━━━━━ Raw records
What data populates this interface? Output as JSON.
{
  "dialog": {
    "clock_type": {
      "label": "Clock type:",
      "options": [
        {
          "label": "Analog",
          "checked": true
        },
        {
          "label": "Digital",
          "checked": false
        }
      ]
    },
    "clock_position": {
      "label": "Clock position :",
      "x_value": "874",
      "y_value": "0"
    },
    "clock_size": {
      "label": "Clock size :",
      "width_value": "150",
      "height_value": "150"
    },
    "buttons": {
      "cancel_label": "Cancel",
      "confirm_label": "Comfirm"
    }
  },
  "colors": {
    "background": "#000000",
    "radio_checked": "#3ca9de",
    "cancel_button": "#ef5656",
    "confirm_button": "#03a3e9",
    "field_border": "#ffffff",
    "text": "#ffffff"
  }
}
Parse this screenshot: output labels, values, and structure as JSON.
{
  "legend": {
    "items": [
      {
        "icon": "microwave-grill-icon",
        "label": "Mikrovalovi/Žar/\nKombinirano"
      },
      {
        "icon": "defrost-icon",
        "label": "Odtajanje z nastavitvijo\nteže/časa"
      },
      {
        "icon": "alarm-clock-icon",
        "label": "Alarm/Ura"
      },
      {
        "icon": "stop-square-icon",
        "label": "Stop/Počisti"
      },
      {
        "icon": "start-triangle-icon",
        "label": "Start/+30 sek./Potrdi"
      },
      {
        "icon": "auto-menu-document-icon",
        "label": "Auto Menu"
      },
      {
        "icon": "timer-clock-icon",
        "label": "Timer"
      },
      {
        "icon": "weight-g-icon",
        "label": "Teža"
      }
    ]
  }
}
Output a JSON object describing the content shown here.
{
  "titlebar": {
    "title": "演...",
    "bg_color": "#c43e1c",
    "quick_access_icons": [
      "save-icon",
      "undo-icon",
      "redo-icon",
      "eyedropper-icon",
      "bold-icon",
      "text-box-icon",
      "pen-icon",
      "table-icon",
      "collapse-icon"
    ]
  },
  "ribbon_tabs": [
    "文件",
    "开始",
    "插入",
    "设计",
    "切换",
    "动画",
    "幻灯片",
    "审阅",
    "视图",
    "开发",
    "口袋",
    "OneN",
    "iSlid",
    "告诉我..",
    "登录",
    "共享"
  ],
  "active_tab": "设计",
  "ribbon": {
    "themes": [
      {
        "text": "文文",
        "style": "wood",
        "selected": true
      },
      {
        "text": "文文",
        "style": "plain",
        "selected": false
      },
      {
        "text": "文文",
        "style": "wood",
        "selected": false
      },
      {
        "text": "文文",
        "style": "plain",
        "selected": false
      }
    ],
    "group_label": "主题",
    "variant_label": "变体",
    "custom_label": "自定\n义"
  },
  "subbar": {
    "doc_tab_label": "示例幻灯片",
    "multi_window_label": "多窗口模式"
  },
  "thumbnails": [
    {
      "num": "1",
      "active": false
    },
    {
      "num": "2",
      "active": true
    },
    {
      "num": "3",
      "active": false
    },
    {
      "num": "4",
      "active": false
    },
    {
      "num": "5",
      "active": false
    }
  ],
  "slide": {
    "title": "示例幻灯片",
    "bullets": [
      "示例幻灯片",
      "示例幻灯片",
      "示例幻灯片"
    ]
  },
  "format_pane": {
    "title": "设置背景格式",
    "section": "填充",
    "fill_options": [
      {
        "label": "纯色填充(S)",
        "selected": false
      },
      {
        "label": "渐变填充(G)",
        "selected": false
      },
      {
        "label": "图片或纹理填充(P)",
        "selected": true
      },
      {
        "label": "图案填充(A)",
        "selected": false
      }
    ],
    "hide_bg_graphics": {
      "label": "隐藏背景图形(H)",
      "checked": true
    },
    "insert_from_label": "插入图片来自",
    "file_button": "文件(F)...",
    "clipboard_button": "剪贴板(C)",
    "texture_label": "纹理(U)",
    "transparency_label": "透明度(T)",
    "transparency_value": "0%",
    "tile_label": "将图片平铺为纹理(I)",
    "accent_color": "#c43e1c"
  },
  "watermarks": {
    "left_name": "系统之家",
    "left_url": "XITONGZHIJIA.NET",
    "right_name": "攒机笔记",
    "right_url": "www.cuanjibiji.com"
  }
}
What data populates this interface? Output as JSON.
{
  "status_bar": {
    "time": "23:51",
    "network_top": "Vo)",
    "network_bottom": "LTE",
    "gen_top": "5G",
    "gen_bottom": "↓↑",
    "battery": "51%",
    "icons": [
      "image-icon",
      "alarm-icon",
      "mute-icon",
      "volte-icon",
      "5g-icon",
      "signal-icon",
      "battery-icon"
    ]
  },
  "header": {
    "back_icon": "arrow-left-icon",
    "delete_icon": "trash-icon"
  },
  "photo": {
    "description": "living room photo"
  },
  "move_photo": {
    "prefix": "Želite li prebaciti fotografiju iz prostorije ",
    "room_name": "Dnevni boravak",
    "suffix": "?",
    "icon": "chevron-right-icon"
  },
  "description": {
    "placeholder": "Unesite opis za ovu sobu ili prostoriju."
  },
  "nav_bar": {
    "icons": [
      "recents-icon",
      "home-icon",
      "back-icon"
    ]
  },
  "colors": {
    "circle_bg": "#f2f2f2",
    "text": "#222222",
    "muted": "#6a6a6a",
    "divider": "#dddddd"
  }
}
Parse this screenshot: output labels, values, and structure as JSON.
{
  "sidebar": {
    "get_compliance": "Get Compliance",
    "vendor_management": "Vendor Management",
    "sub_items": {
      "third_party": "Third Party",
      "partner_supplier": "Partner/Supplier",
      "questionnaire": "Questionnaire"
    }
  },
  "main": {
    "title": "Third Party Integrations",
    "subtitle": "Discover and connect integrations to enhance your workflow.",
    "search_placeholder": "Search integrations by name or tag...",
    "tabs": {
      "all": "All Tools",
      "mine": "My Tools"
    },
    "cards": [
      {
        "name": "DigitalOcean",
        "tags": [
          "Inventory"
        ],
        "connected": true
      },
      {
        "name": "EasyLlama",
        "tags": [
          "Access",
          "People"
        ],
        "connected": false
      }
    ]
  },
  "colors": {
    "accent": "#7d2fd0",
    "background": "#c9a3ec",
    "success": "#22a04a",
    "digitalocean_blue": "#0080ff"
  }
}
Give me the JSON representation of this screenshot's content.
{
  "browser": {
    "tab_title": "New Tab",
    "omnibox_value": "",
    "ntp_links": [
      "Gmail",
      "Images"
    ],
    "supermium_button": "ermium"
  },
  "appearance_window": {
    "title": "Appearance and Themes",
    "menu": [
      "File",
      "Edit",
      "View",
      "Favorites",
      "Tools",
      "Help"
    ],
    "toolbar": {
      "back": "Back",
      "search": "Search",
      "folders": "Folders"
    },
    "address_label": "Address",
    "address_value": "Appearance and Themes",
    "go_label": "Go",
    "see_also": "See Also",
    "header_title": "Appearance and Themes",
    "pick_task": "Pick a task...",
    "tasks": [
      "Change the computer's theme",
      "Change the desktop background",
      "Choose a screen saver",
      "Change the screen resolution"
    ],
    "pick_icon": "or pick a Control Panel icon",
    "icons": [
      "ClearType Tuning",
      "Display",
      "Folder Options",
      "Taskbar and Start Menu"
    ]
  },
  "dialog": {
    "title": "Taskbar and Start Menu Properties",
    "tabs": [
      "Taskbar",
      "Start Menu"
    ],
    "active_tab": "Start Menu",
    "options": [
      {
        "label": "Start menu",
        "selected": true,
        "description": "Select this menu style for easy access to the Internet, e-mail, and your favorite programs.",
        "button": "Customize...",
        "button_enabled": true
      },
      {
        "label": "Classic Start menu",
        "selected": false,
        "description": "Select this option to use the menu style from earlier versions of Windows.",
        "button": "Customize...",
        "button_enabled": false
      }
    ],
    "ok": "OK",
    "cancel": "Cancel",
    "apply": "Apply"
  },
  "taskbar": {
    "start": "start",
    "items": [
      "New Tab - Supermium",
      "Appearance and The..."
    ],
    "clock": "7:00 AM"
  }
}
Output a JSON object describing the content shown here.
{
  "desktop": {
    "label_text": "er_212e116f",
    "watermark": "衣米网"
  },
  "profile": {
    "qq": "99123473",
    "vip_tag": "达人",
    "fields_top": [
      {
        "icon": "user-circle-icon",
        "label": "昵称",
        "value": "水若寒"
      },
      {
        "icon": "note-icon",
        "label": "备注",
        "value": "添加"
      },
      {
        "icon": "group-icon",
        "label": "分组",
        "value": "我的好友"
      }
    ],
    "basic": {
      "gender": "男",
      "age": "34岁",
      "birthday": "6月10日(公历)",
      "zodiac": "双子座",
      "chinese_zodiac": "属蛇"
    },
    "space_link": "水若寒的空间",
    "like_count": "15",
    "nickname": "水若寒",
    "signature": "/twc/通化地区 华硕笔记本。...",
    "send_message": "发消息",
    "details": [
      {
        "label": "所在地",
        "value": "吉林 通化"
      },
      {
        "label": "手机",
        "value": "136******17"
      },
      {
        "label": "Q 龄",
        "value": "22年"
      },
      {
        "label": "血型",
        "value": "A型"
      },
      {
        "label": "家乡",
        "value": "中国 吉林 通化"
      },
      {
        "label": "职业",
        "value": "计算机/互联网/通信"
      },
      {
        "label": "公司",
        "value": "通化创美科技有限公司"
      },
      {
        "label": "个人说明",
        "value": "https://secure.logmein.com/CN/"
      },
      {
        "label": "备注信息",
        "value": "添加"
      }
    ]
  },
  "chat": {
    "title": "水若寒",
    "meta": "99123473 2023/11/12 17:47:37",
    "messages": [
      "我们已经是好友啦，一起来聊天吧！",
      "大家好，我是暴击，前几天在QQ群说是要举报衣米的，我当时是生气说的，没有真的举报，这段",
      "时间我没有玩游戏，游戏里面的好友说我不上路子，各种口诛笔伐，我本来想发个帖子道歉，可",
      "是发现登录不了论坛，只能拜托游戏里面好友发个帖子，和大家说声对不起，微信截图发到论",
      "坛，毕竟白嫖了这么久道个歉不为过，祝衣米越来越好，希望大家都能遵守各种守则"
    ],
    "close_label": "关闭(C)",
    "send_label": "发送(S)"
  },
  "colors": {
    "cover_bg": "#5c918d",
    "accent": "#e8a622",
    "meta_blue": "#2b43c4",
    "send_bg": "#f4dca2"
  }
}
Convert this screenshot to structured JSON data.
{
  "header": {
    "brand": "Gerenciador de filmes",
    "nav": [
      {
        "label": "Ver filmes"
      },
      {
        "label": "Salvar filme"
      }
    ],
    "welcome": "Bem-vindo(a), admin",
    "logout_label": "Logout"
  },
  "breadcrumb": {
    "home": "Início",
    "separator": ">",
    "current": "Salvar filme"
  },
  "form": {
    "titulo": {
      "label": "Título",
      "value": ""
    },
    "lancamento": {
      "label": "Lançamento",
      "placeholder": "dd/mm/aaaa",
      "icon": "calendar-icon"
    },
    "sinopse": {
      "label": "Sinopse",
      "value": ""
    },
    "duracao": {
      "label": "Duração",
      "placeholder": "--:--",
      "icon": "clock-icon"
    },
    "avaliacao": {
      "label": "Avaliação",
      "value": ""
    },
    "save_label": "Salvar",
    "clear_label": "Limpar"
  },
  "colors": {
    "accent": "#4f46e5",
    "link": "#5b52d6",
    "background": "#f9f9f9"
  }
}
━━━━━━━━━━
What to produce:
Each line containing the word "background" counts once; report the total alone.

Result of this exercise:
4